• **EXERCISE DESCRIPTION**: Write out the full set of records exactly. Any pictures in them do not belong in the copy.

>> Start LISTED RECORDS

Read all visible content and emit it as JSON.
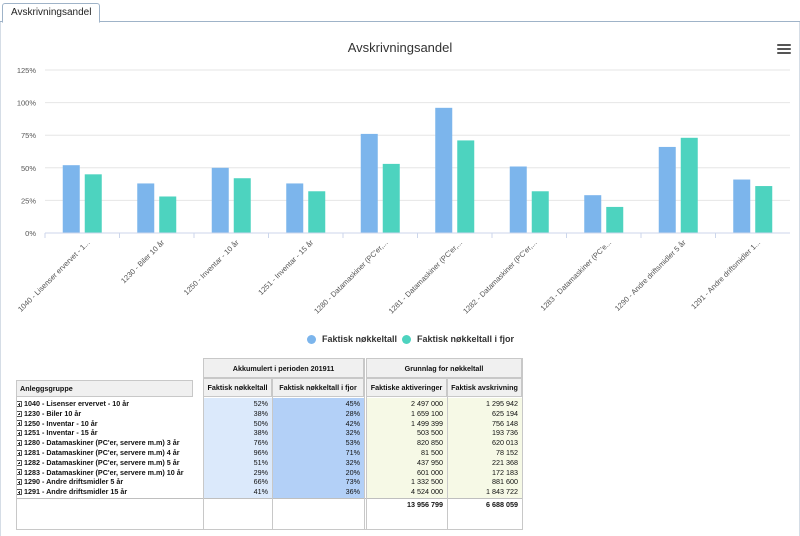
{
  "tab": {
    "label": "Avskrivningsandel"
  },
  "chart_data": {
    "type": "bar",
    "title": "Avskrivningsandel",
    "categories": [
      "1040 - Lisenser ervervet - 1...",
      "1230 - Biler 10 år",
      "1250 - Inventar - 10 år",
      "1251 - Inventar - 15 år",
      "1280 - Datamaskiner (PC'er,...",
      "1281 - Datamaskiner (PC'er,...",
      "1282 - Datamaskiner (PC'er,...",
      "1283 - Datamaskiner (PC'e...",
      "1290 - Andre driftsmidler 5 år",
      "1291 - Andre driftsmidler 1..."
    ],
    "series": [
      {
        "name": "Faktisk nøkkeltall",
        "color": "#7cb5ec",
        "values": [
          52,
          38,
          50,
          38,
          76,
          96,
          51,
          29,
          66,
          41
        ]
      },
      {
        "name": "Faktisk nøkkeltall i fjor",
        "color": "#4dd3bf",
        "values": [
          45,
          28,
          42,
          32,
          53,
          71,
          32,
          20,
          73,
          36
        ]
      }
    ],
    "yticks": [
      "0%",
      "25%",
      "50%",
      "75%",
      "100%",
      "125%"
    ],
    "ylim": [
      0,
      125
    ],
    "grid": true,
    "legend_position": "bottom-center"
  },
  "menu_icon": "hamburger-menu-icon",
  "table": {
    "group_header": "Anleggsgruppe",
    "section1_title": "Akkumulert i perioden 201911",
    "section2_title": "Grunnlag for nøkkeltall",
    "columns": [
      "Faktisk nøkkeltall",
      "Faktisk nøkkeltall i fjor",
      "Faktiske aktiveringer",
      "Faktisk avskrivning"
    ],
    "rows": [
      {
        "label": "1040 - Lisenser ervervet - 10 år",
        "v1": "52%",
        "v2": "45%",
        "v3": "2 497 000",
        "v4": "1 295 942"
      },
      {
        "label": "1230 - Biler 10 år",
        "v1": "38%",
        "v2": "28%",
        "v3": "1 659 100",
        "v4": "625 194"
      },
      {
        "label": "1250 - Inventar - 10 år",
        "v1": "50%",
        "v2": "42%",
        "v3": "1 499 399",
        "v4": "756 148"
      },
      {
        "label": "1251 - Inventar - 15 år",
        "v1": "38%",
        "v2": "32%",
        "v3": "503 500",
        "v4": "193 736"
      },
      {
        "label": "1280 - Datamaskiner (PC'er, servere m.m) 3 år",
        "v1": "76%",
        "v2": "53%",
        "v3": "820 850",
        "v4": "620 013"
      },
      {
        "label": "1281 - Datamaskiner (PC'er, servere m.m) 4 år",
        "v1": "96%",
        "v2": "71%",
        "v3": "81 500",
        "v4": "78 152"
      },
      {
        "label": "1282 - Datamaskiner (PC'er, servere m.m) 5 år",
        "v1": "51%",
        "v2": "32%",
        "v3": "437 950",
        "v4": "221 368"
      },
      {
        "label": "1283 - Datamaskiner (PC'er, servere m.m) 10 år",
        "v1": "29%",
        "v2": "20%",
        "v3": "601 000",
        "v4": "172 183"
      },
      {
        "label": "1290 - Andre driftsmidler 5 år",
        "v1": "66%",
        "v2": "73%",
        "v3": "1 332 500",
        "v4": "881 600"
      },
      {
        "label": "1291 - Andre driftsmidler 15 år",
        "v1": "41%",
        "v2": "36%",
        "v3": "4 524 000",
        "v4": "1 843 722"
      }
    ],
    "totals": {
      "v3": "13 956 799",
      "v4": "6 688 059"
    },
    "colors": {
      "col1_bg": "#dbe9fb",
      "col2_bg": "#b3d0f7",
      "col34_bg": "#f6f9e6"
    }
  }
}
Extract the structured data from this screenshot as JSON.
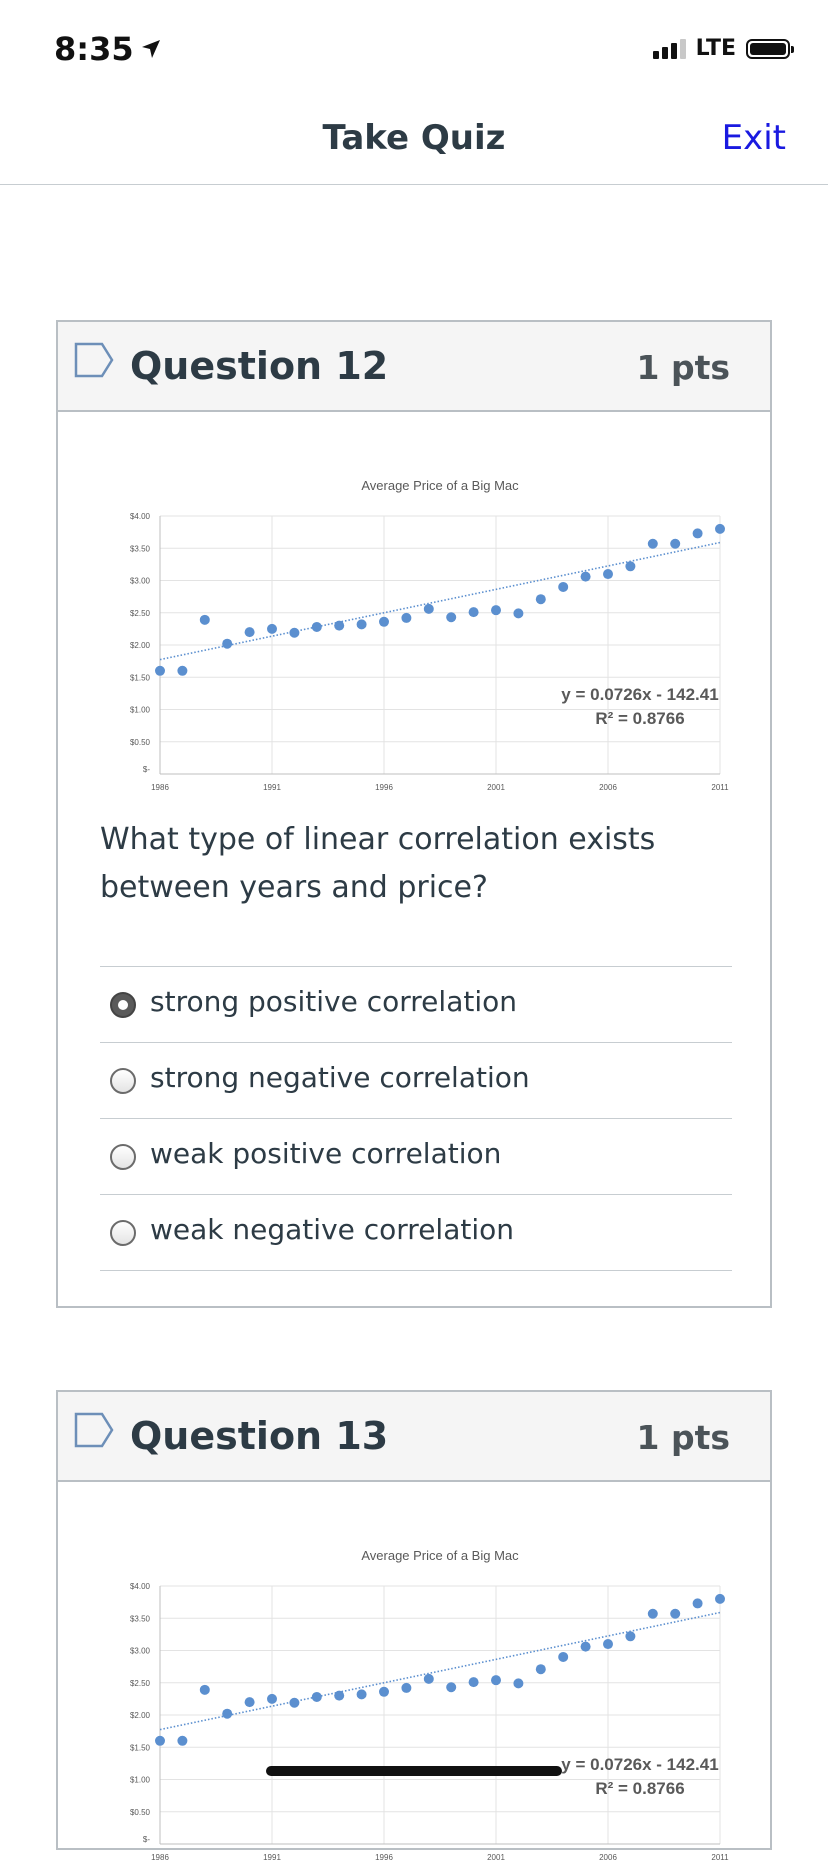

>> End LISTED RECORDS

• **ANSWER TO THE PROBLEM**:
Read all visible content and emit it as JSON.
{
  "tab": {
    "label": "Avskrivningsandel"
  },
  "chart_data": {
    "type": "bar",
    "title": "Avskrivningsandel",
    "categories": [
      "1040 - Lisenser ervervet - 1...",
      "1230 - Biler 10 år",
      "1250 - Inventar - 10 år",
      "1251 - Inventar - 15 år",
      "1280 - Datamaskiner (PC'er,...",
      "1281 - Datamaskiner (PC'er,...",
      "1282 - Datamaskiner (PC'er,...",
      "1283 - Datamaskiner (PC'e...",
      "1290 - Andre driftsmidler 5 år",
      "1291 - Andre driftsmidler 1..."
    ],
    "series": [
      {
        "name": "Faktisk nøkkeltall",
        "color": "#7cb5ec",
        "values": [
          52,
          38,
          50,
          38,
          76,
          96,
          51,
          29,
          66,
          41
        ]
      },
      {
        "name": "Faktisk nøkkeltall i fjor",
        "color": "#4dd3bf",
        "values": [
          45,
          28,
          42,
          32,
          53,
          71,
          32,
          20,
          73,
          36
        ]
      }
    ],
    "yticks": [
      "0%",
      "25%",
      "50%",
      "75%",
      "100%",
      "125%"
    ],
    "ylim": [
      0,
      125
    ],
    "grid": true,
    "legend_position": "bottom-center"
  },
  "menu_icon": "hamburger-menu-icon",
  "table": {
    "group_header": "Anleggsgruppe",
    "section1_title": "Akkumulert i perioden 201911",
    "section2_title": "Grunnlag for nøkkeltall",
    "columns": [
      "Faktisk nøkkeltall",
      "Faktisk nøkkeltall i fjor",
      "Faktiske aktiveringer",
      "Faktisk avskrivning"
    ],
    "rows": [
      {
        "label": "1040 - Lisenser ervervet - 10 år",
        "v1": "52%",
        "v2": "45%",
        "v3": "2 497 000",
        "v4": "1 295 942"
      },
      {
        "label": "1230 - Biler 10 år",
        "v1": "38%",
        "v2": "28%",
        "v3": "1 659 100",
        "v4": "625 194"
      },
      {
        "label": "1250 - Inventar - 10 år",
        "v1": "50%",
        "v2": "42%",
        "v3": "1 499 399",
        "v4": "756 148"
      },
      {
        "label": "1251 - Inventar - 15 år",
        "v1": "38%",
        "v2": "32%",
        "v3": "503 500",
        "v4": "193 736"
      },
      {
        "label": "1280 - Datamaskiner (PC'er, servere m.m) 3 år",
        "v1": "76%",
        "v2": "53%",
        "v3": "820 850",
        "v4": "620 013"
      },
      {
        "label": "1281 - Datamaskiner (PC'er, servere m.m) 4 år",
        "v1": "96%",
        "v2": "71%",
        "v3": "81 500",
        "v4": "78 152"
      },
      {
        "label": "1282 - Datamaskiner (PC'er, servere m.m) 5 år",
        "v1": "51%",
        "v2": "32%",
        "v3": "437 950",
        "v4": "221 368"
      },
      {
        "label": "1283 - Datamaskiner (PC'er, servere m.m) 10 år",
        "v1": "29%",
        "v2": "20%",
        "v3": "601 000",
        "v4": "172 183"
      },
      {
        "label": "1290 - Andre driftsmidler 5 år",
        "v1": "66%",
        "v2": "73%",
        "v3": "1 332 500",
        "v4": "881 600"
      },
      {
        "label": "1291 - Andre driftsmidler 15 år",
        "v1": "41%",
        "v2": "36%",
        "v3": "4 524 000",
        "v4": "1 843 722"
      }
    ],
    "totals": {
      "v3": "13 956 799",
      "v4": "6 688 059"
    },
    "colors": {
      "col1_bg": "#dbe9fb",
      "col2_bg": "#b3d0f7",
      "col34_bg": "#f6f9e6"
    }
  }
}
Extract the structured data from this screenshot as JSON.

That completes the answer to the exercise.